Exercise prompt: Restate the entries below word for word, omitting nothing.

— Begin —

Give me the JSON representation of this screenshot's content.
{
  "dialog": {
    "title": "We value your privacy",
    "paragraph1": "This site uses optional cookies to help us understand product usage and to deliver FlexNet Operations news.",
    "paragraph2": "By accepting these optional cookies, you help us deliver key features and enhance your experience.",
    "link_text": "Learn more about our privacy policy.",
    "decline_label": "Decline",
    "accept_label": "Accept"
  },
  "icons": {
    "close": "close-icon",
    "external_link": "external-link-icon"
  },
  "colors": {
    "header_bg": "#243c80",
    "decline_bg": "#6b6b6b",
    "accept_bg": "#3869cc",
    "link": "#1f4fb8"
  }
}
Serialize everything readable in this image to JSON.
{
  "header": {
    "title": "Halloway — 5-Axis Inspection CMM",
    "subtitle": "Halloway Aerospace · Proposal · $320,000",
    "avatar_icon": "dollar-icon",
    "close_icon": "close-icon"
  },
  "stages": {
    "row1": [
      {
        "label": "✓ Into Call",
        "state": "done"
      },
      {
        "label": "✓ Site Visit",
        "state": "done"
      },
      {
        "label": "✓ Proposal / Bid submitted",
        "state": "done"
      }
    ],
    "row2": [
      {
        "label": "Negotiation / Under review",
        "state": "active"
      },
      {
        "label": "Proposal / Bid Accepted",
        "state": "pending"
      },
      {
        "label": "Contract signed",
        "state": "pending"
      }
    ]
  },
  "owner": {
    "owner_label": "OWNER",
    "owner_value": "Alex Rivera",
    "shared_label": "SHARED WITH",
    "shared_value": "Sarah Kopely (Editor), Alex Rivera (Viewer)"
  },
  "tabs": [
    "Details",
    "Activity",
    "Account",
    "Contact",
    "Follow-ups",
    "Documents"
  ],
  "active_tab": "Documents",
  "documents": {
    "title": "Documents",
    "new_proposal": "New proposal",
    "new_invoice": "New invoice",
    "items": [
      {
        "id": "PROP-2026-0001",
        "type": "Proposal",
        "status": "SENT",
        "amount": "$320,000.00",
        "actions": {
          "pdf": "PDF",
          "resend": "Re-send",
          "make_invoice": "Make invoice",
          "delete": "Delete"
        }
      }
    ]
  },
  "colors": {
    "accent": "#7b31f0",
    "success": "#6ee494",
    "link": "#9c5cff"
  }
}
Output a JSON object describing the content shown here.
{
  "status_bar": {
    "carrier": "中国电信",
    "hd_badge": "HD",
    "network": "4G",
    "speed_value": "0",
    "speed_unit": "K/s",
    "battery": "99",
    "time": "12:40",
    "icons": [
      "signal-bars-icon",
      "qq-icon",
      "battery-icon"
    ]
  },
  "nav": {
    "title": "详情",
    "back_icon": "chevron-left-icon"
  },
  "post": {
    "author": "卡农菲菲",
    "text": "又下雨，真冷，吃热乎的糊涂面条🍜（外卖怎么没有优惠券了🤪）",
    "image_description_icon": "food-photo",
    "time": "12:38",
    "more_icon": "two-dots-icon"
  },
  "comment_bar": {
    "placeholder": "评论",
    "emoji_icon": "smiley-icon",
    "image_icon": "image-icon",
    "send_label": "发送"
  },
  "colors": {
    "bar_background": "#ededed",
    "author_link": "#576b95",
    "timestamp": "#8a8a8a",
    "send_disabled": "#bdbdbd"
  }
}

— End —

In response:
Give me the JSON representation of this screenshot's content.
{
  "dialog": {
    "title": "We value your privacy",
    "paragraph1": "This site uses optional cookies to help us understand product usage and to deliver FlexNet Operations news.",
    "paragraph2": "By accepting these optional cookies, you help us deliver key features and enhance your experience.",
    "link_text": "Learn more about our privacy policy.",
    "decline_label": "Decline",
    "accept_label": "Accept"
  },
  "icons": {
    "close": "close-icon",
    "external_link": "external-link-icon"
  },
  "colors": {
    "header_bg": "#243c80",
    "decline_bg": "#6b6b6b",
    "accept_bg": "#3869cc",
    "link": "#1f4fb8"
  }
}
Serialize everything readable in this image to JSON.
{
  "header": {
    "title": "Halloway — 5-Axis Inspection CMM",
    "subtitle": "Halloway Aerospace · Proposal · $320,000",
    "avatar_icon": "dollar-icon",
    "close_icon": "close-icon"
  },
  "stages": {
    "row1": [
      {
        "label": "✓ Into Call",
        "state": "done"
      },
      {
        "label": "✓ Site Visit",
        "state": "done"
      },
      {
        "label": "✓ Proposal / Bid submitted",
        "state": "done"
      }
    ],
    "row2": [
      {
        "label": "Negotiation / Under review",
        "state": "active"
      },
      {
        "label": "Proposal / Bid Accepted",
        "state": "pending"
      },
      {
        "label": "Contract signed",
        "state": "pending"
      }
    ]
  },
  "owner": {
    "owner_label": "OWNER",
    "owner_value": "Alex Rivera",
    "shared_label": "SHARED WITH",
    "shared_value": "Sarah Kopely (Editor), Alex Rivera (Viewer)"
  },
  "tabs": [
    "Details",
    "Activity",
    "Account",
    "Contact",
    "Follow-ups",
    "Documents"
  ],
  "active_tab": "Documents",
  "documents": {
    "title": "Documents",
    "new_proposal": "New proposal",
    "new_invoice": "New invoice",
    "items": [
      {
        "id": "PROP-2026-0001",
        "type": "Proposal",
        "status": "SENT",
        "amount": "$320,000.00",
        "actions": {
          "pdf": "PDF",
          "resend": "Re-send",
          "make_invoice": "Make invoice",
          "delete": "Delete"
        }
      }
    ]
  },
  "colors": {
    "accent": "#7b31f0",
    "success": "#6ee494",
    "link": "#9c5cff"
  }
}
Output a JSON object describing the content shown here.
{
  "status_bar": {
    "carrier": "中国电信",
    "hd_badge": "HD",
    "network": "4G",
    "speed_value": "0",
    "speed_unit": "K/s",
    "battery": "99",
    "time": "12:40",
    "icons": [
      "signal-bars-icon",
      "qq-icon",
      "battery-icon"
    ]
  },
  "nav": {
    "title": "详情",
    "back_icon": "chevron-left-icon"
  },
  "post": {
    "author": "卡农菲菲",
    "text": "又下雨，真冷，吃热乎的糊涂面条🍜（外卖怎么没有优惠券了🤪）",
    "image_description_icon": "food-photo",
    "time": "12:38",
    "more_icon": "two-dots-icon"
  },
  "comment_bar": {
    "placeholder": "评论",
    "emoji_icon": "smiley-icon",
    "image_icon": "image-icon",
    "send_label": "发送"
  },
  "colors": {
    "bar_background": "#ededed",
    "author_link": "#576b95",
    "timestamp": "#8a8a8a",
    "send_disabled": "#bdbdbd"
  }
}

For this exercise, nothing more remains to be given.